=== Description of the task ===
Sift the listing for lines that hold the string "ylabel" and pull them out.

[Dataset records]
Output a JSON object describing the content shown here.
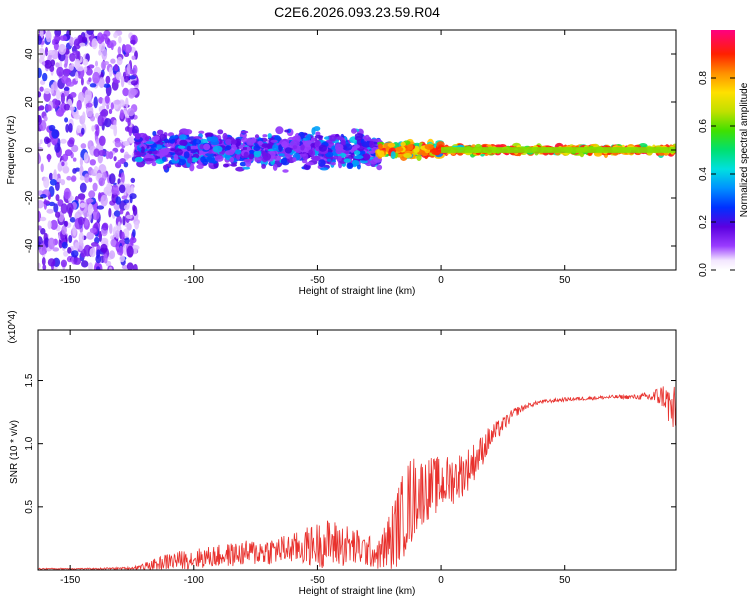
{
  "title": "C2E6.2026.093.23.59.R04",
  "chart_data": [
    {
      "type": "heatmap",
      "title": "C2E6.2026.093.23.59.R04",
      "xlabel": "Height of straight line (km)",
      "ylabel": "Frequency (Hz)",
      "xlim": [
        -163,
        95
      ],
      "ylim": [
        -50,
        50
      ],
      "xticks": [
        -150,
        -100,
        -50,
        0,
        50
      ],
      "yticks": [
        -40,
        -20,
        0,
        20,
        40
      ],
      "colorbar": {
        "label": "Normalized spectral amplitude",
        "range": [
          0,
          1
        ],
        "ticks": [
          0.0,
          0.2,
          0.4,
          0.6,
          0.8
        ],
        "tick_labels": [
          "0.0",
          "0.2",
          "0.4",
          "0.6",
          "0.8"
        ]
      },
      "profile_description_regions": [
        {
          "x_range": [
            -163,
            -123
          ],
          "frequency_spread": 50,
          "amplitude": [
            0.05,
            0.25
          ]
        },
        {
          "x_range": [
            -123,
            -25
          ],
          "frequency_spread": 10,
          "amplitude": [
            0.1,
            0.4
          ]
        },
        {
          "x_range": [
            -25,
            0
          ],
          "frequency_spread": 4,
          "amplitude": [
            0.2,
            0.95
          ]
        },
        {
          "x_range": [
            0,
            95
          ],
          "frequency_spread": 2,
          "amplitude": [
            0.35,
            0.95
          ]
        }
      ]
    },
    {
      "type": "line",
      "title": "",
      "xlabel": "Height of straight line (km)",
      "ylabel": "SNR (10 * v/v)",
      "y_multiplier": "(x10^4)",
      "xlim": [
        -163,
        95
      ],
      "ylim": [
        0,
        1.9
      ],
      "xticks": [
        -150,
        -100,
        -50,
        0,
        50
      ],
      "yticks": [
        0.5,
        1.0,
        1.5
      ],
      "ytick_labels": [
        "0.5",
        "1.0",
        "1.5"
      ],
      "series": [
        {
          "name": "SNR",
          "color": "#e8302c",
          "x": [
            -163,
            -140,
            -125,
            -118,
            -110,
            -100,
            -90,
            -80,
            -70,
            -60,
            -50,
            -45,
            -40,
            -35,
            -30,
            -25,
            -20,
            -15,
            -12,
            -10,
            -5,
            0,
            5,
            10,
            15,
            20,
            25,
            30,
            35,
            40,
            50,
            60,
            70,
            80,
            85,
            90,
            95
          ],
          "mean": [
            0.01,
            0.01,
            0.015,
            0.03,
            0.07,
            0.09,
            0.11,
            0.13,
            0.15,
            0.17,
            0.2,
            0.21,
            0.2,
            0.18,
            0.15,
            0.12,
            0.25,
            0.45,
            0.55,
            0.6,
            0.65,
            0.68,
            0.72,
            0.78,
            0.9,
            1.05,
            1.15,
            1.25,
            1.3,
            1.33,
            1.35,
            1.36,
            1.37,
            1.37,
            1.37,
            1.38,
            1.2
          ],
          "spread": [
            0.005,
            0.005,
            0.01,
            0.04,
            0.07,
            0.08,
            0.09,
            0.1,
            0.11,
            0.12,
            0.18,
            0.2,
            0.18,
            0.16,
            0.13,
            0.12,
            0.28,
            0.35,
            0.38,
            0.3,
            0.25,
            0.22,
            0.2,
            0.18,
            0.14,
            0.1,
            0.06,
            0.04,
            0.02,
            0.015,
            0.015,
            0.015,
            0.015,
            0.02,
            0.05,
            0.1,
            0.25
          ]
        }
      ]
    }
  ]
}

=== Solved exercise ===
      "ylabel": "Frequency (Hz)",
      "ylabel": "SNR (10 * v/v)",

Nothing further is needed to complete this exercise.